(Records from a data collection)
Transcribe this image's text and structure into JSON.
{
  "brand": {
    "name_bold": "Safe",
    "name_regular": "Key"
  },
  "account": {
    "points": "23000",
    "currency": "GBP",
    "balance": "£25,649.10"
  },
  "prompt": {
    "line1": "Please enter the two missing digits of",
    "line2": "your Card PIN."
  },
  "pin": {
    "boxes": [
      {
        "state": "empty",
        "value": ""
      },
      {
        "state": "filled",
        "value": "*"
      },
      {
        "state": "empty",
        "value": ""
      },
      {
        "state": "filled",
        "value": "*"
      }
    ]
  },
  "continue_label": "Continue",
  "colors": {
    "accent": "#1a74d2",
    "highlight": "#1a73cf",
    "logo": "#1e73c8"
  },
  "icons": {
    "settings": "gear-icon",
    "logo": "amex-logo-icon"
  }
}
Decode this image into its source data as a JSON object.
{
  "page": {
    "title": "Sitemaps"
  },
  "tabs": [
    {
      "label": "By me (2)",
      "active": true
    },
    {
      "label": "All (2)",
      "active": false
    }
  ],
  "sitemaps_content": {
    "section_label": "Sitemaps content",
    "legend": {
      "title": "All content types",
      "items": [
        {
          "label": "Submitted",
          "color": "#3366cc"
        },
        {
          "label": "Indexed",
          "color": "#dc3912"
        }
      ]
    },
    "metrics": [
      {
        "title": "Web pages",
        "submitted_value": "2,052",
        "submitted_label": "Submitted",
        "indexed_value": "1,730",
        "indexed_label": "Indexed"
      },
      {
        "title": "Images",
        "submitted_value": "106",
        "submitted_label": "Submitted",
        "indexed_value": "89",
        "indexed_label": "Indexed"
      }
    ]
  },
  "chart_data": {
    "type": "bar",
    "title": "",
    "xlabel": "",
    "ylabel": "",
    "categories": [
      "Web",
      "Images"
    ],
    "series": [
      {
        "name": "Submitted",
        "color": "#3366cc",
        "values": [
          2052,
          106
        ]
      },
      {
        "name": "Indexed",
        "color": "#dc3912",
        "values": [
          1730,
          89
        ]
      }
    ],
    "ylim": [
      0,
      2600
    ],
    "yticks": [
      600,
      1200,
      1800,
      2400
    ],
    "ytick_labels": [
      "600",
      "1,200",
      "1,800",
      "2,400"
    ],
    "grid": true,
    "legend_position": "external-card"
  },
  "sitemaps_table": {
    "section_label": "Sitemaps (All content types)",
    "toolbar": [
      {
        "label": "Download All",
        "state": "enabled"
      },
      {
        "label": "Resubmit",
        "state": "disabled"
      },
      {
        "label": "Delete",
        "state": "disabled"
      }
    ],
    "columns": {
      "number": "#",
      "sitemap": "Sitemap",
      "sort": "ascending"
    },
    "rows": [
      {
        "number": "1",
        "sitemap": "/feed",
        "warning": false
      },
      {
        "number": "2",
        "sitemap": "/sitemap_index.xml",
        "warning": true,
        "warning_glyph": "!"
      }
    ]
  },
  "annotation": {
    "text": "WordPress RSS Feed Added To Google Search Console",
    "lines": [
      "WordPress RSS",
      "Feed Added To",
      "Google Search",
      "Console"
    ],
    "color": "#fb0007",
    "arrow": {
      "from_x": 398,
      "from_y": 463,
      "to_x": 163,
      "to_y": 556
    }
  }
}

**What you need to do**
List every line above that holds the word "Google".

**Answer for the task**
    "text": "WordPress RSS Feed Added To Google Search Console",
      "Google Search",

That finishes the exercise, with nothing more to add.